--- START OF DATA SHOWN ---
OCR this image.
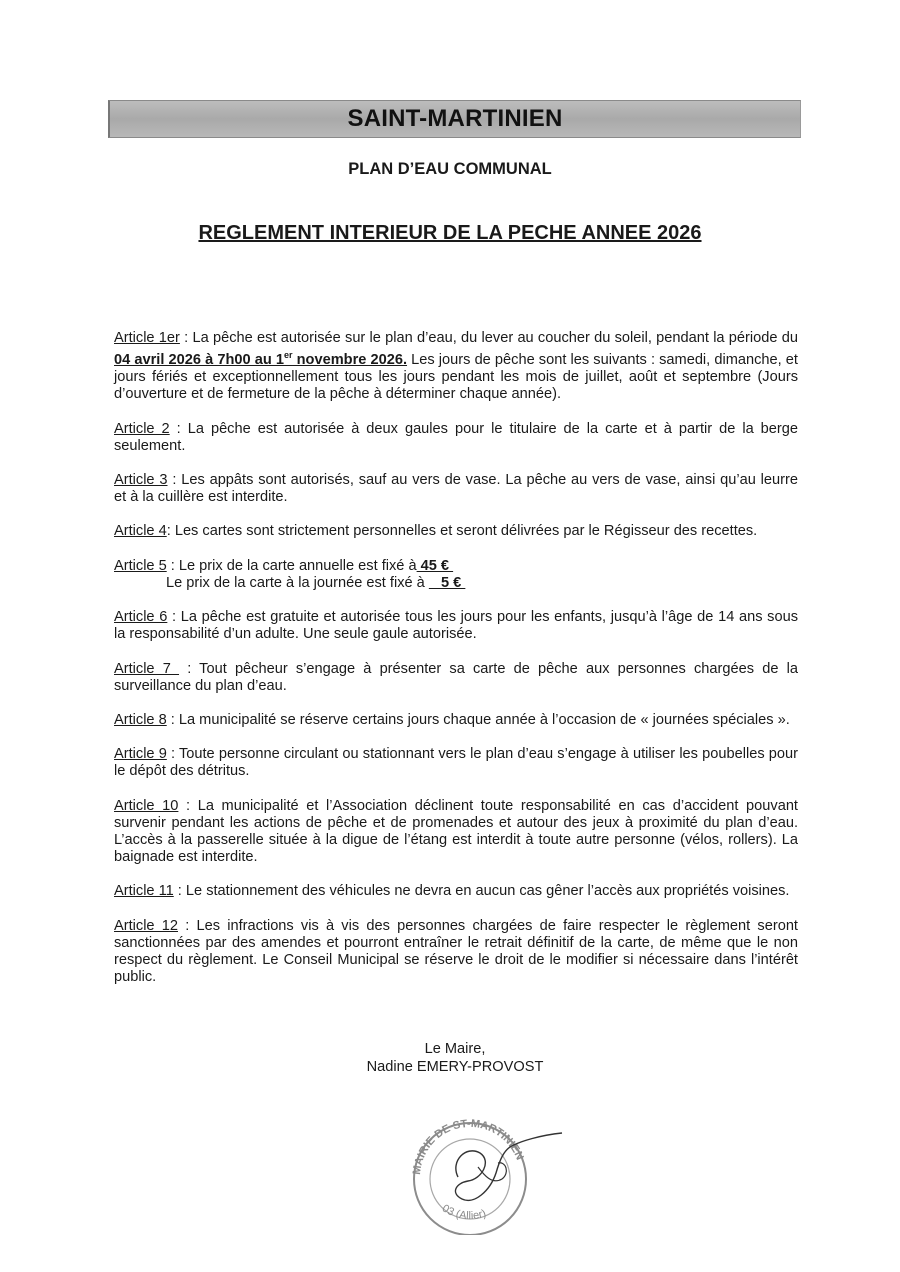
SAINT-MARTINIEN
PLAN D’EAU COMMUNAL
REGLEMENT INTERIEUR DE LA PECHE ANNEE 2026

Article 1er : La pêche est autorisée sur le plan d’eau, du lever au coucher du soleil, pendant la période du 04 avril 2026 à 7h00 au 1er novembre 2026. Les jours de pêche sont les suivants : samedi, dimanche, et jours fériés et exceptionnellement tous les jours pendant les mois de juillet, août et septembre (Jours d’ouverture et de fermeture de la pêche à déterminer chaque année).

Article 2 : La pêche est autorisée à deux gaules pour le titulaire de la carte et à partir de la berge seulement.

Article 3 : Les appâts sont autorisés, sauf au vers de vase. La pêche au vers de vase, ainsi qu’au leurre et à la cuillère est interdite.

Article 4: Les cartes sont strictement personnelles et seront délivrées par le Régisseur des recettes.

Article 5 : Le prix de la carte annuelle est fixé à 45 €
Le prix de la carte à la journée est fixé à    5 €

Article 6 : La pêche est gratuite et autorisée tous les jours pour les enfants, jusqu’à l’âge de 14 ans sous la responsabilité d’un adulte. Une seule gaule autorisée.

Article 7  : Tout pêcheur s’engage à présenter sa carte de pêche aux personnes chargées de la surveillance du plan d’eau.

Article 8 : La municipalité se réserve certains jours chaque année à l’occasion de « journées spéciales ».

Article 9 : Toute personne circulant ou stationnant vers le plan d’eau s’engage à utiliser les poubelles pour le dépôt des détritus.

Article 10 : La municipalité et l’Association déclinent toute responsabilité en cas d’accident pouvant survenir pendant les actions de pêche et de promenades et autour des jeux à proximité du plan d’eau. L’accès à la passerelle située à la digue de l’étang est interdit à toute autre personne (vélos, rollers). La baignade est interdite.

Article 11 : Le stationnement des véhicules ne devra en aucun cas gêner l’accès aux propriétés voisines.

Article 12 : Les infractions vis à vis des personnes chargées de faire respecter le règlement seront sanctionnées par des amendes et pourront entraîner le retrait définitif de la carte, de même que le non respect du règlement. Le Conseil Municipal se réserve le droit de le modifier si nécessaire dans l’intérêt public.

Le Maire,
Nadine EMERY-PROVOST
MAIRIE DE ST-MARTINIEN
03 (Allier)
--- END OF DATA SHOWN ---
◆ EXERCISE AIM
Within the entries above, how many lines contain "chargées"? Respond with the number only.

◆ OUTPUT OF THE EXERCISE
2